> Your goal:
Leave out the pictures and copy everything else below exactly.

***** Dataset rows

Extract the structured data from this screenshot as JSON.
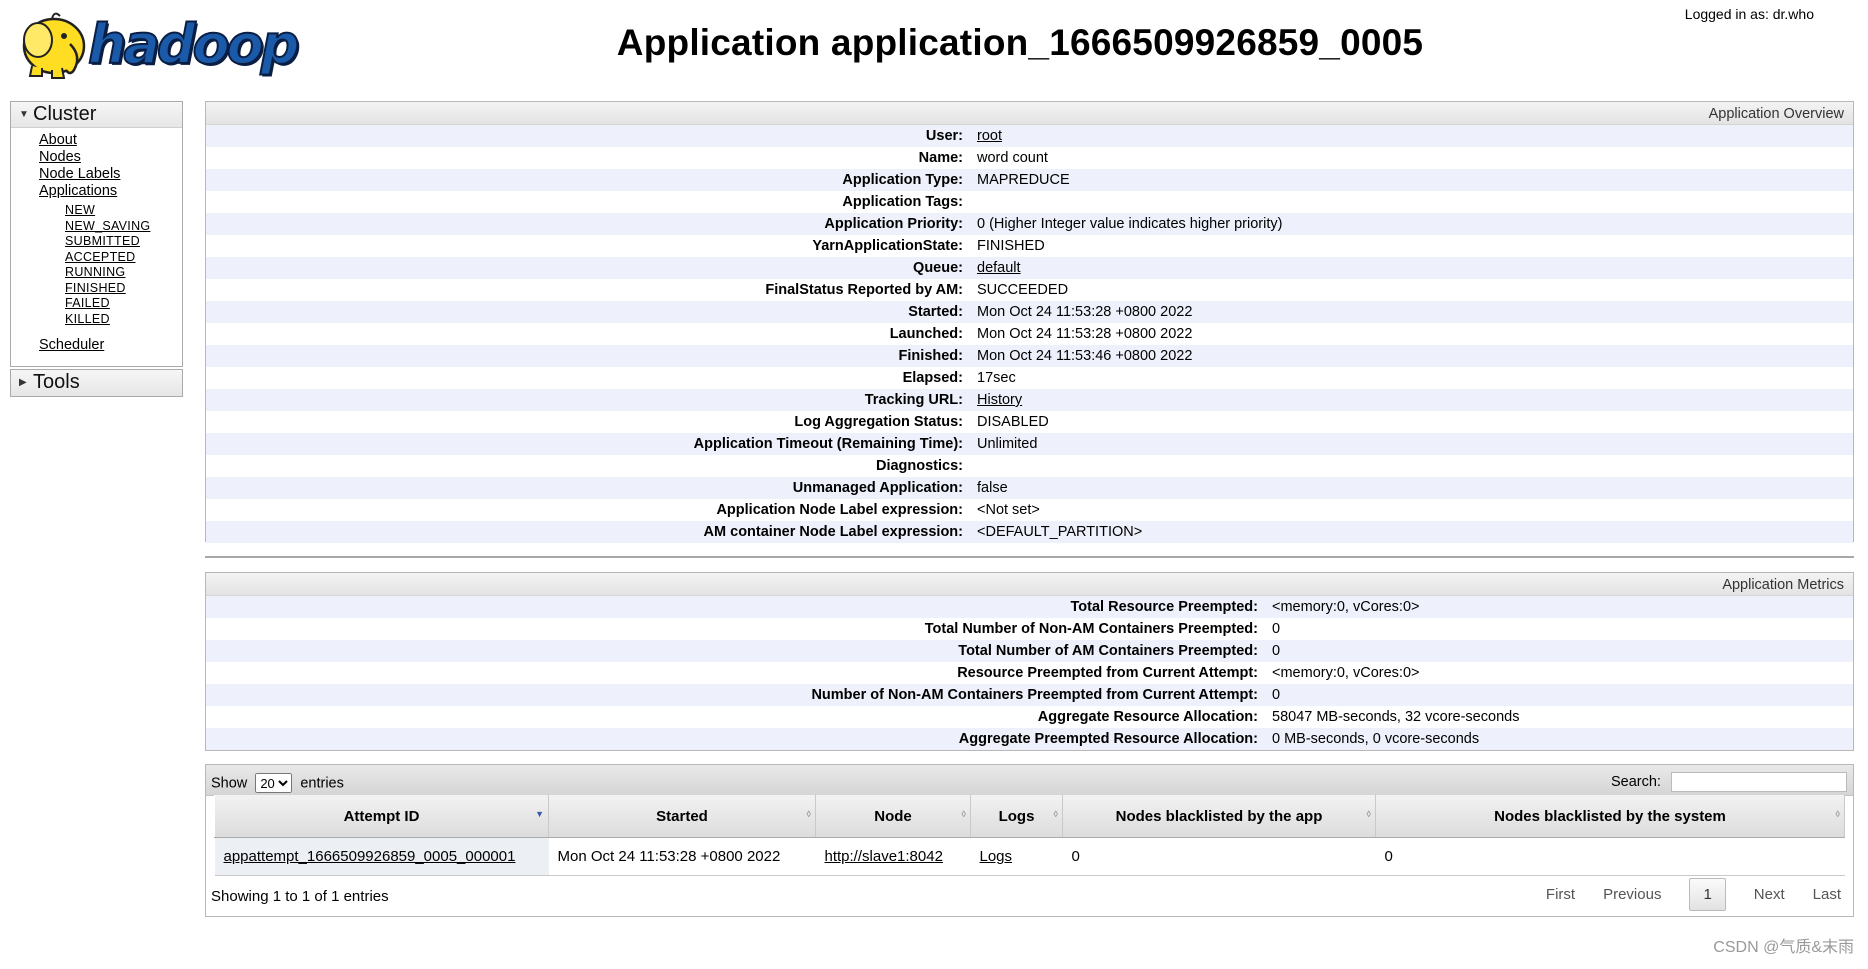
{
  "header": {
    "logo_text": "hadoop",
    "title": "Application application_1666509926859_0005",
    "logged_in": "Logged in as: dr.who"
  },
  "sidebar": {
    "cluster_label": "Cluster",
    "cluster_items": [
      "About",
      "Nodes",
      "Node Labels",
      "Applications"
    ],
    "app_states": [
      "NEW",
      "NEW_SAVING",
      "SUBMITTED",
      "ACCEPTED",
      "RUNNING",
      "FINISHED",
      "FAILED",
      "KILLED"
    ],
    "scheduler": "Scheduler",
    "tools_label": "Tools"
  },
  "overview": {
    "heading": "Application Overview",
    "rows": [
      {
        "key": "User:",
        "value": "root"
      },
      {
        "key": "Name:",
        "value": "word count"
      },
      {
        "key": "Application Type:",
        "value": "MAPREDUCE"
      },
      {
        "key": "Application Tags:",
        "value": ""
      },
      {
        "key": "Application Priority:",
        "value": "0 (Higher Integer value indicates higher priority)"
      },
      {
        "key": "YarnApplicationState:",
        "value": "FINISHED"
      },
      {
        "key": "Queue:",
        "value": "default"
      },
      {
        "key": "FinalStatus Reported by AM:",
        "value": "SUCCEEDED"
      },
      {
        "key": "Started:",
        "value": "Mon Oct 24 11:53:28 +0800 2022"
      },
      {
        "key": "Launched:",
        "value": "Mon Oct 24 11:53:28 +0800 2022"
      },
      {
        "key": "Finished:",
        "value": "Mon Oct 24 11:53:46 +0800 2022"
      },
      {
        "key": "Elapsed:",
        "value": "17sec"
      },
      {
        "key": "Tracking URL:",
        "value": "History"
      },
      {
        "key": "Log Aggregation Status:",
        "value": "DISABLED"
      },
      {
        "key": "Application Timeout (Remaining Time):",
        "value": "Unlimited"
      },
      {
        "key": "Diagnostics:",
        "value": ""
      },
      {
        "key": "Unmanaged Application:",
        "value": "false"
      },
      {
        "key": "Application Node Label expression:",
        "value": "<Not set>"
      },
      {
        "key": "AM container Node Label expression:",
        "value": "<DEFAULT_PARTITION>"
      }
    ]
  },
  "metrics": {
    "heading": "Application Metrics",
    "rows": [
      {
        "key": "Total Resource Preempted:",
        "value": "<memory:0, vCores:0>"
      },
      {
        "key": "Total Number of Non-AM Containers Preempted:",
        "value": "0"
      },
      {
        "key": "Total Number of AM Containers Preempted:",
        "value": "0"
      },
      {
        "key": "Resource Preempted from Current Attempt:",
        "value": "<memory:0, vCores:0>"
      },
      {
        "key": "Number of Non-AM Containers Preempted from Current Attempt:",
        "value": "0"
      },
      {
        "key": "Aggregate Resource Allocation:",
        "value": "58047 MB-seconds, 32 vcore-seconds"
      },
      {
        "key": "Aggregate Preempted Resource Allocation:",
        "value": "0 MB-seconds, 0 vcore-seconds"
      }
    ]
  },
  "attempts": {
    "show_label": "Show",
    "entries_label": "entries",
    "page_size": "20",
    "search_label": "Search:",
    "search_value": "",
    "columns": [
      "Attempt ID",
      "Started",
      "Node",
      "Logs",
      "Nodes blacklisted by the app",
      "Nodes blacklisted by the system"
    ],
    "rows": [
      [
        "appattempt_1666509926859_0005_000001",
        "Mon Oct 24 11:53:28 +0800 2022",
        "http://slave1:8042",
        "Logs",
        "0",
        "0"
      ]
    ],
    "info": "Showing 1 to 1 of 1 entries",
    "pager": {
      "first": "First",
      "previous": "Previous",
      "current": "1",
      "next": "Next",
      "last": "Last"
    }
  },
  "watermark": "CSDN @气质&末雨"
}
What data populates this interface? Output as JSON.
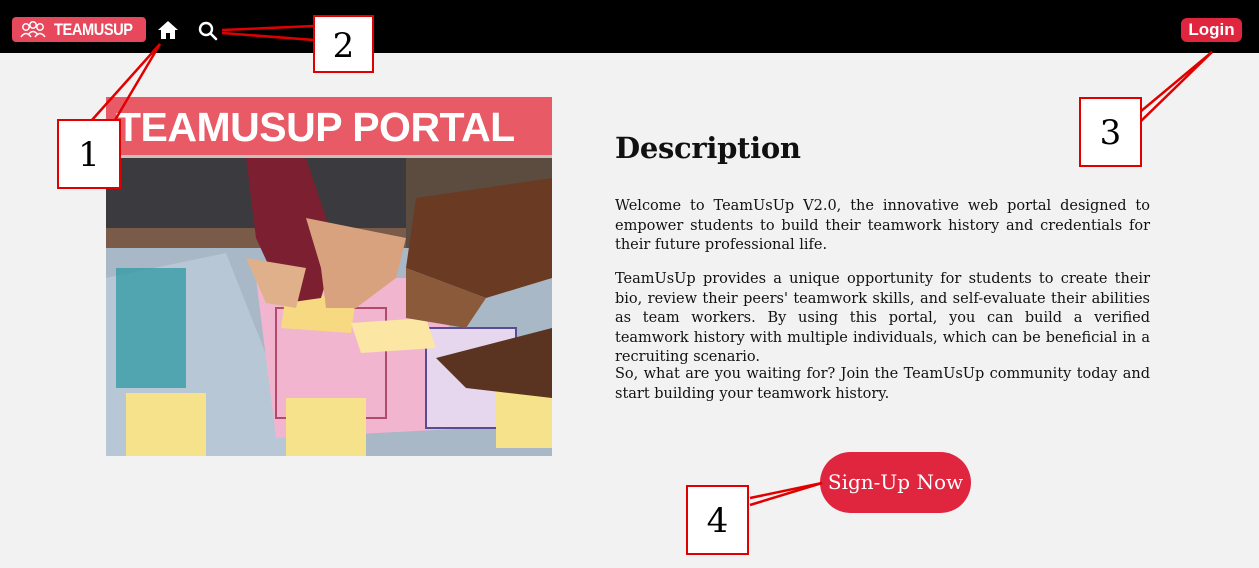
{
  "navbar": {
    "logo_text": "TEAMUSUP",
    "login_label": "Login"
  },
  "hero": {
    "banner_text": "TEAMUSUP PORTAL"
  },
  "description": {
    "title": "Description",
    "paragraphs": [
      "Welcome to TeamUsUp V2.0, the innovative web portal designed to empower students to build their teamwork history and credentials for their future professional life.",
      "TeamUsUp provides a unique opportunity for students to create their bio, review their peers' teamwork skills, and self-evaluate their abilities as team workers. By using this portal, you can build a verified teamwork history with multiple individuals, which can be beneficial in a recruiting scenario.",
      "So, what are you waiting for? Join the TeamUsUp community today and start building your teamwork history."
    ]
  },
  "signup": {
    "label": "Sign-Up Now"
  },
  "annotations": [
    "1",
    "2",
    "3",
    "4"
  ],
  "colors": {
    "accent": "#e0253f",
    "logo_bg": "#e8485c",
    "nav_bg": "#000000",
    "page_bg": "#f2f2f2",
    "callout_border": "#e00000"
  }
}
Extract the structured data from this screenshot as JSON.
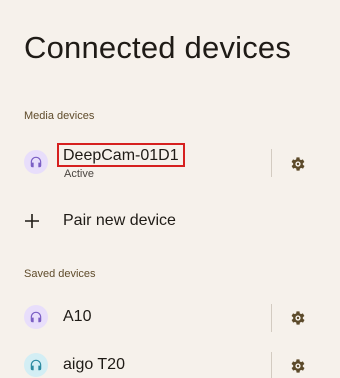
{
  "page": {
    "title": "Connected devices"
  },
  "media_devices": {
    "header": "Media devices",
    "items": [
      {
        "name": "DeepCam-01D1",
        "status": "Active",
        "icon": "headphones-icon",
        "icon_bg": "#e8defb",
        "icon_fg": "#7b5fc4",
        "highlighted": true
      }
    ]
  },
  "pair": {
    "label": "Pair new device",
    "icon": "plus-icon"
  },
  "saved_devices": {
    "header": "Saved devices",
    "items": [
      {
        "name": "A10",
        "icon": "headphones-icon",
        "icon_bg": "#e8defb",
        "icon_fg": "#7b5fc4"
      },
      {
        "name": "aigo T20",
        "icon": "headphones-icon",
        "icon_bg": "#d3eef4",
        "icon_fg": "#2c8aa0"
      }
    ]
  },
  "colors": {
    "background": "#f6f1eb",
    "section_header": "#5f4b2a",
    "highlight_box": "#d6201f",
    "gear": "#5c4a2a"
  }
}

**********

> Exercise answer:
Extract the structured data from this screenshot as JSON.
{
  "header": {
    "logo_text": "hadoop",
    "title": "Application application_1666509926859_0005",
    "logged_in": "Logged in as: dr.who"
  },
  "sidebar": {
    "cluster_label": "Cluster",
    "cluster_items": [
      "About",
      "Nodes",
      "Node Labels",
      "Applications"
    ],
    "app_states": [
      "NEW",
      "NEW_SAVING",
      "SUBMITTED",
      "ACCEPTED",
      "RUNNING",
      "FINISHED",
      "FAILED",
      "KILLED"
    ],
    "scheduler": "Scheduler",
    "tools_label": "Tools"
  },
  "overview": {
    "heading": "Application Overview",
    "rows": [
      {
        "key": "User:",
        "value": "root"
      },
      {
        "key": "Name:",
        "value": "word count"
      },
      {
        "key": "Application Type:",
        "value": "MAPREDUCE"
      },
      {
        "key": "Application Tags:",
        "value": ""
      },
      {
        "key": "Application Priority:",
        "value": "0 (Higher Integer value indicates higher priority)"
      },
      {
        "key": "YarnApplicationState:",
        "value": "FINISHED"
      },
      {
        "key": "Queue:",
        "value": "default"
      },
      {
        "key": "FinalStatus Reported by AM:",
        "value": "SUCCEEDED"
      },
      {
        "key": "Started:",
        "value": "Mon Oct 24 11:53:28 +0800 2022"
      },
      {
        "key": "Launched:",
        "value": "Mon Oct 24 11:53:28 +0800 2022"
      },
      {
        "key": "Finished:",
        "value": "Mon Oct 24 11:53:46 +0800 2022"
      },
      {
        "key": "Elapsed:",
        "value": "17sec"
      },
      {
        "key": "Tracking URL:",
        "value": "History"
      },
      {
        "key": "Log Aggregation Status:",
        "value": "DISABLED"
      },
      {
        "key": "Application Timeout (Remaining Time):",
        "value": "Unlimited"
      },
      {
        "key": "Diagnostics:",
        "value": ""
      },
      {
        "key": "Unmanaged Application:",
        "value": "false"
      },
      {
        "key": "Application Node Label expression:",
        "value": "<Not set>"
      },
      {
        "key": "AM container Node Label expression:",
        "value": "<DEFAULT_PARTITION>"
      }
    ]
  },
  "metrics": {
    "heading": "Application Metrics",
    "rows": [
      {
        "key": "Total Resource Preempted:",
        "value": "<memory:0, vCores:0>"
      },
      {
        "key": "Total Number of Non-AM Containers Preempted:",
        "value": "0"
      },
      {
        "key": "Total Number of AM Containers Preempted:",
        "value": "0"
      },
      {
        "key": "Resource Preempted from Current Attempt:",
        "value": "<memory:0, vCores:0>"
      },
      {
        "key": "Number of Non-AM Containers Preempted from Current Attempt:",
        "value": "0"
      },
      {
        "key": "Aggregate Resource Allocation:",
        "value": "58047 MB-seconds, 32 vcore-seconds"
      },
      {
        "key": "Aggregate Preempted Resource Allocation:",
        "value": "0 MB-seconds, 0 vcore-seconds"
      }
    ]
  },
  "attempts": {
    "show_label": "Show",
    "entries_label": "entries",
    "page_size": "20",
    "search_label": "Search:",
    "search_value": "",
    "columns": [
      "Attempt ID",
      "Started",
      "Node",
      "Logs",
      "Nodes blacklisted by the app",
      "Nodes blacklisted by the system"
    ],
    "rows": [
      [
        "appattempt_1666509926859_0005_000001",
        "Mon Oct 24 11:53:28 +0800 2022",
        "http://slave1:8042",
        "Logs",
        "0",
        "0"
      ]
    ],
    "info": "Showing 1 to 1 of 1 entries",
    "pager": {
      "first": "First",
      "previous": "Previous",
      "current": "1",
      "next": "Next",
      "last": "Last"
    }
  },
  "watermark": "CSDN @气质&末雨"
}
What data populates this interface? Output as JSON.
{
  "navbar": {
    "logo_text": "TEAMUSUP",
    "login_label": "Login"
  },
  "hero": {
    "banner_text": "TEAMUSUP PORTAL"
  },
  "description": {
    "title": "Description",
    "paragraphs": [
      "Welcome to TeamUsUp V2.0, the innovative web portal designed to empower students to build their teamwork history and credentials for their future professional life.",
      "TeamUsUp provides a unique opportunity for students to create their bio, review their peers' teamwork skills, and self-evaluate their abilities as team workers. By using this portal, you can build a verified teamwork history with multiple individuals, which can be beneficial in a recruiting scenario.",
      "So, what are you waiting for? Join the TeamUsUp community today and start building your teamwork history."
    ]
  },
  "signup": {
    "label": "Sign-Up Now"
  },
  "annotations": [
    "1",
    "2",
    "3",
    "4"
  ],
  "colors": {
    "accent": "#e0253f",
    "logo_bg": "#e8485c",
    "nav_bg": "#000000",
    "page_bg": "#f2f2f2",
    "callout_border": "#e00000"
  }
}
Extract the structured data from this screenshot as JSON.
{
  "page": {
    "title": "Connected devices"
  },
  "media_devices": {
    "header": "Media devices",
    "items": [
      {
        "name": "DeepCam-01D1",
        "status": "Active",
        "icon": "headphones-icon",
        "icon_bg": "#e8defb",
        "icon_fg": "#7b5fc4",
        "highlighted": true
      }
    ]
  },
  "pair": {
    "label": "Pair new device",
    "icon": "plus-icon"
  },
  "saved_devices": {
    "header": "Saved devices",
    "items": [
      {
        "name": "A10",
        "icon": "headphones-icon",
        "icon_bg": "#e8defb",
        "icon_fg": "#7b5fc4"
      },
      {
        "name": "aigo T20",
        "icon": "headphones-icon",
        "icon_bg": "#d3eef4",
        "icon_fg": "#2c8aa0"
      }
    ]
  },
  "colors": {
    "background": "#f6f1eb",
    "section_header": "#5f4b2a",
    "highlight_box": "#d6201f",
    "gear": "#5c4a2a"
  }
}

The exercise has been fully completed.